Repeat exactly each line of the data provided below.

(Records from a collection of figures)
* * *

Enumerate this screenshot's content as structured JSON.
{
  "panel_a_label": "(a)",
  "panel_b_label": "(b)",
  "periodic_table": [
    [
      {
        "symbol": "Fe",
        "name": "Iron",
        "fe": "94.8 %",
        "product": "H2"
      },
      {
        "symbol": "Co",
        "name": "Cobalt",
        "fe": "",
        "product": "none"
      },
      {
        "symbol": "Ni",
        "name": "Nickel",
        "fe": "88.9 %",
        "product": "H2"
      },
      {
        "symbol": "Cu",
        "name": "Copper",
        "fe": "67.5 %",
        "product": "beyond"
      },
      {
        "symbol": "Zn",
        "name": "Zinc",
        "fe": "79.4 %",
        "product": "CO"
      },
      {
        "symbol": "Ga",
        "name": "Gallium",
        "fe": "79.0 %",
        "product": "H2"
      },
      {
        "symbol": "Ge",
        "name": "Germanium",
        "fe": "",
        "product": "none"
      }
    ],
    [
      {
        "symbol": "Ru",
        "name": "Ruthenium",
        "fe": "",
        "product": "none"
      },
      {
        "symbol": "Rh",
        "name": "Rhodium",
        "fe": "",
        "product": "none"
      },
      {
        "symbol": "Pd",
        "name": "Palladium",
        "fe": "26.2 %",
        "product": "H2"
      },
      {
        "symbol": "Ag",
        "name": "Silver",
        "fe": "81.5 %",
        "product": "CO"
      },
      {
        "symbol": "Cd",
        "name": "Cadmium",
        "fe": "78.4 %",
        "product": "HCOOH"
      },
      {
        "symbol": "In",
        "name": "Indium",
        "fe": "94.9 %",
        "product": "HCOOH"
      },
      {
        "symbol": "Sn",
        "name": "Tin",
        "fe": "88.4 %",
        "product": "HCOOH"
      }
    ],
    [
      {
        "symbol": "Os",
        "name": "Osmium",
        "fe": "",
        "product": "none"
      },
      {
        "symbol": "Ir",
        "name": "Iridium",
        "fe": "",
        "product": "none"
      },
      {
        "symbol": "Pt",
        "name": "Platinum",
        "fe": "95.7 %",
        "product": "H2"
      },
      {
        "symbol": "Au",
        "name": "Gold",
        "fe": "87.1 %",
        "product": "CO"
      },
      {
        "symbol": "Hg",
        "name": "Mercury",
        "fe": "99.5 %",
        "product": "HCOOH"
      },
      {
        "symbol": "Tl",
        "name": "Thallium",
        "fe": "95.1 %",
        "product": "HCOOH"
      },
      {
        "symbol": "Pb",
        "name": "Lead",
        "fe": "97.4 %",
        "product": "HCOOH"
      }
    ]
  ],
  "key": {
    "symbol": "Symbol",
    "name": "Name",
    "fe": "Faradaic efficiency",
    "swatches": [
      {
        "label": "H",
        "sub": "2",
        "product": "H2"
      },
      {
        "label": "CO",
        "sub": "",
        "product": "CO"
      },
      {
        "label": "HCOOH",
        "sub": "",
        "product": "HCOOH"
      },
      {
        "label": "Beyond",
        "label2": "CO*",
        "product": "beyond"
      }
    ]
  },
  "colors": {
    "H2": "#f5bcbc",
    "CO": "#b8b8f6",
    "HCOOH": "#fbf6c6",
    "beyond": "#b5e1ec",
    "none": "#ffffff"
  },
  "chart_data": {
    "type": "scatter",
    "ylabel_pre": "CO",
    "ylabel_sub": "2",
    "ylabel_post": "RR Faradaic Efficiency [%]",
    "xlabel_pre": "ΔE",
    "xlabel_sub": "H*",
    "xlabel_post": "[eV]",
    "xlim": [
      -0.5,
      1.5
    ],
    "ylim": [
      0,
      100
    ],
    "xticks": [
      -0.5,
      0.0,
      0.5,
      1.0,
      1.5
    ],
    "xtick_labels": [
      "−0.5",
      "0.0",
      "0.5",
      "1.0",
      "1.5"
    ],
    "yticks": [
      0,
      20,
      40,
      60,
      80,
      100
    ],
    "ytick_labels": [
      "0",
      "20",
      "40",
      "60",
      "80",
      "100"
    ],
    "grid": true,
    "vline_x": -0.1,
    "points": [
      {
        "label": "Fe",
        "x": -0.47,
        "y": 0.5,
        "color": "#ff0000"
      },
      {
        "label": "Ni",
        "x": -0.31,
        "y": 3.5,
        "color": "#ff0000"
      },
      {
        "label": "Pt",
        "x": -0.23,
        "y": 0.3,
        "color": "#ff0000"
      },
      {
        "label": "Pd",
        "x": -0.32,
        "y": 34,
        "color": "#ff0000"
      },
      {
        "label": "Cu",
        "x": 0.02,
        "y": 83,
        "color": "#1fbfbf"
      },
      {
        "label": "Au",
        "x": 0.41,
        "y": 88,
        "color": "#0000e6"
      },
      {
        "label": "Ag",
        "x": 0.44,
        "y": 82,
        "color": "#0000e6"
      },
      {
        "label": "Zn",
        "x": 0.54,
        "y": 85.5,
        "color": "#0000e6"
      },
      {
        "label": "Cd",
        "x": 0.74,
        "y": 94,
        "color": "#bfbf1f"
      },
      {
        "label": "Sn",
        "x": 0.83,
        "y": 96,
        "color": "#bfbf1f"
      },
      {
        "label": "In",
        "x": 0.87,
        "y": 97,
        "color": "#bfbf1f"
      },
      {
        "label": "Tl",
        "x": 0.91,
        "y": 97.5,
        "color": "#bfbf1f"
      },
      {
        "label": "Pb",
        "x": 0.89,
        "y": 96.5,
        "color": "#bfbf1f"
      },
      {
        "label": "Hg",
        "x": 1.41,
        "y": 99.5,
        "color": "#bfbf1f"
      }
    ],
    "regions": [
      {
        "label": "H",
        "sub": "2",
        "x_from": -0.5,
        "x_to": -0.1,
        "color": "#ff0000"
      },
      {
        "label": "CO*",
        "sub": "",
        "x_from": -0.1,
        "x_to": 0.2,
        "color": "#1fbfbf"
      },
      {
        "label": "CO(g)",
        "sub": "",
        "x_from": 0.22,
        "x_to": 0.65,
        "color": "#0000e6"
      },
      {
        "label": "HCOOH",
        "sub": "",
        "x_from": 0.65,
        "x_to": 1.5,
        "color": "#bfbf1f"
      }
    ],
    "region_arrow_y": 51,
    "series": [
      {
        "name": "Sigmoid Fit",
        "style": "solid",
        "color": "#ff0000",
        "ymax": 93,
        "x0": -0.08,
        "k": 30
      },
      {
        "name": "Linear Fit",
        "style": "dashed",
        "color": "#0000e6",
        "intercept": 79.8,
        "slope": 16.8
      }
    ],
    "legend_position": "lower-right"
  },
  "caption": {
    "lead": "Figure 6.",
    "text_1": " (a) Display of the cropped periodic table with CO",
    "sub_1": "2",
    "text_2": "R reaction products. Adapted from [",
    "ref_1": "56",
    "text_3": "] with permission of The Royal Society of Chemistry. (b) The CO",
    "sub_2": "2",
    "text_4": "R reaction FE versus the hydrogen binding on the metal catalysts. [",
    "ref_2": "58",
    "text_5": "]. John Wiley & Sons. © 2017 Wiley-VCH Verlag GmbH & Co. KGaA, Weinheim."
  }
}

* * *

### [Final result]
Enumerate this screenshot's content as structured JSON.
{
  "panel_a_label": "(a)",
  "panel_b_label": "(b)",
  "periodic_table": [
    [
      {
        "symbol": "Fe",
        "name": "Iron",
        "fe": "94.8 %",
        "product": "H2"
      },
      {
        "symbol": "Co",
        "name": "Cobalt",
        "fe": "",
        "product": "none"
      },
      {
        "symbol": "Ni",
        "name": "Nickel",
        "fe": "88.9 %",
        "product": "H2"
      },
      {
        "symbol": "Cu",
        "name": "Copper",
        "fe": "67.5 %",
        "product": "beyond"
      },
      {
        "symbol": "Zn",
        "name": "Zinc",
        "fe": "79.4 %",
        "product": "CO"
      },
      {
        "symbol": "Ga",
        "name": "Gallium",
        "fe": "79.0 %",
        "product": "H2"
      },
      {
        "symbol": "Ge",
        "name": "Germanium",
        "fe": "",
        "product": "none"
      }
    ],
    [
      {
        "symbol": "Ru",
        "name": "Ruthenium",
        "fe": "",
        "product": "none"
      },
      {
        "symbol": "Rh",
        "name": "Rhodium",
        "fe": "",
        "product": "none"
      },
      {
        "symbol": "Pd",
        "name": "Palladium",
        "fe": "26.2 %",
        "product": "H2"
      },
      {
        "symbol": "Ag",
        "name": "Silver",
        "fe": "81.5 %",
        "product": "CO"
      },
      {
        "symbol": "Cd",
        "name": "Cadmium",
        "fe": "78.4 %",
        "product": "HCOOH"
      },
      {
        "symbol": "In",
        "name": "Indium",
        "fe": "94.9 %",
        "product": "HCOOH"
      },
      {
        "symbol": "Sn",
        "name": "Tin",
        "fe": "88.4 %",
        "product": "HCOOH"
      }
    ],
    [
      {
        "symbol": "Os",
        "name": "Osmium",
        "fe": "",
        "product": "none"
      },
      {
        "symbol": "Ir",
        "name": "Iridium",
        "fe": "",
        "product": "none"
      },
      {
        "symbol": "Pt",
        "name": "Platinum",
        "fe": "95.7 %",
        "product": "H2"
      },
      {
        "symbol": "Au",
        "name": "Gold",
        "fe": "87.1 %",
        "product": "CO"
      },
      {
        "symbol": "Hg",
        "name": "Mercury",
        "fe": "99.5 %",
        "product": "HCOOH"
      },
      {
        "symbol": "Tl",
        "name": "Thallium",
        "fe": "95.1 %",
        "product": "HCOOH"
      },
      {
        "symbol": "Pb",
        "name": "Lead",
        "fe": "97.4 %",
        "product": "HCOOH"
      }
    ]
  ],
  "key": {
    "symbol": "Symbol",
    "name": "Name",
    "fe": "Faradaic efficiency",
    "swatches": [
      {
        "label": "H",
        "sub": "2",
        "product": "H2"
      },
      {
        "label": "CO",
        "sub": "",
        "product": "CO"
      },
      {
        "label": "HCOOH",
        "sub": "",
        "product": "HCOOH"
      },
      {
        "label": "Beyond",
        "label2": "CO*",
        "product": "beyond"
      }
    ]
  },
  "colors": {
    "H2": "#f5bcbc",
    "CO": "#b8b8f6",
    "HCOOH": "#fbf6c6",
    "beyond": "#b5e1ec",
    "none": "#ffffff"
  },
  "chart_data": {
    "type": "scatter",
    "ylabel_pre": "CO",
    "ylabel_sub": "2",
    "ylabel_post": "RR Faradaic Efficiency [%]",
    "xlabel_pre": "ΔE",
    "xlabel_sub": "H*",
    "xlabel_post": "[eV]",
    "xlim": [
      -0.5,
      1.5
    ],
    "ylim": [
      0,
      100
    ],
    "xticks": [
      -0.5,
      0.0,
      0.5,
      1.0,
      1.5
    ],
    "xtick_labels": [
      "−0.5",
      "0.0",
      "0.5",
      "1.0",
      "1.5"
    ],
    "yticks": [
      0,
      20,
      40,
      60,
      80,
      100
    ],
    "ytick_labels": [
      "0",
      "20",
      "40",
      "60",
      "80",
      "100"
    ],
    "grid": true,
    "vline_x": -0.1,
    "points": [
      {
        "label": "Fe",
        "x": -0.47,
        "y": 0.5,
        "color": "#ff0000"
      },
      {
        "label": "Ni",
        "x": -0.31,
        "y": 3.5,
        "color": "#ff0000"
      },
      {
        "label": "Pt",
        "x": -0.23,
        "y": 0.3,
        "color": "#ff0000"
      },
      {
        "label": "Pd",
        "x": -0.32,
        "y": 34,
        "color": "#ff0000"
      },
      {
        "label": "Cu",
        "x": 0.02,
        "y": 83,
        "color": "#1fbfbf"
      },
      {
        "label": "Au",
        "x": 0.41,
        "y": 88,
        "color": "#0000e6"
      },
      {
        "label": "Ag",
        "x": 0.44,
        "y": 82,
        "color": "#0000e6"
      },
      {
        "label": "Zn",
        "x": 0.54,
        "y": 85.5,
        "color": "#0000e6"
      },
      {
        "label": "Cd",
        "x": 0.74,
        "y": 94,
        "color": "#bfbf1f"
      },
      {
        "label": "Sn",
        "x": 0.83,
        "y": 96,
        "color": "#bfbf1f"
      },
      {
        "label": "In",
        "x": 0.87,
        "y": 97,
        "color": "#bfbf1f"
      },
      {
        "label": "Tl",
        "x": 0.91,
        "y": 97.5,
        "color": "#bfbf1f"
      },
      {
        "label": "Pb",
        "x": 0.89,
        "y": 96.5,
        "color": "#bfbf1f"
      },
      {
        "label": "Hg",
        "x": 1.41,
        "y": 99.5,
        "color": "#bfbf1f"
      }
    ],
    "regions": [
      {
        "label": "H",
        "sub": "2",
        "x_from": -0.5,
        "x_to": -0.1,
        "color": "#ff0000"
      },
      {
        "label": "CO*",
        "sub": "",
        "x_from": -0.1,
        "x_to": 0.2,
        "color": "#1fbfbf"
      },
      {
        "label": "CO(g)",
        "sub": "",
        "x_from": 0.22,
        "x_to": 0.65,
        "color": "#0000e6"
      },
      {
        "label": "HCOOH",
        "sub": "",
        "x_from": 0.65,
        "x_to": 1.5,
        "color": "#bfbf1f"
      }
    ],
    "region_arrow_y": 51,
    "series": [
      {
        "name": "Sigmoid Fit",
        "style": "solid",
        "color": "#ff0000",
        "ymax": 93,
        "x0": -0.08,
        "k": 30
      },
      {
        "name": "Linear Fit",
        "style": "dashed",
        "color": "#0000e6",
        "intercept": 79.8,
        "slope": 16.8
      }
    ],
    "legend_position": "lower-right"
  },
  "caption": {
    "lead": "Figure 6.",
    "text_1": " (a) Display of the cropped periodic table with CO",
    "sub_1": "2",
    "text_2": "R reaction products. Adapted from [",
    "ref_1": "56",
    "text_3": "] with permission of The Royal Society of Chemistry. (b) The CO",
    "sub_2": "2",
    "text_4": "R reaction FE versus the hydrogen binding on the metal catalysts. [",
    "ref_2": "58",
    "text_5": "]. John Wiley & Sons. © 2017 Wiley-VCH Verlag GmbH & Co. KGaA, Weinheim."
  }
}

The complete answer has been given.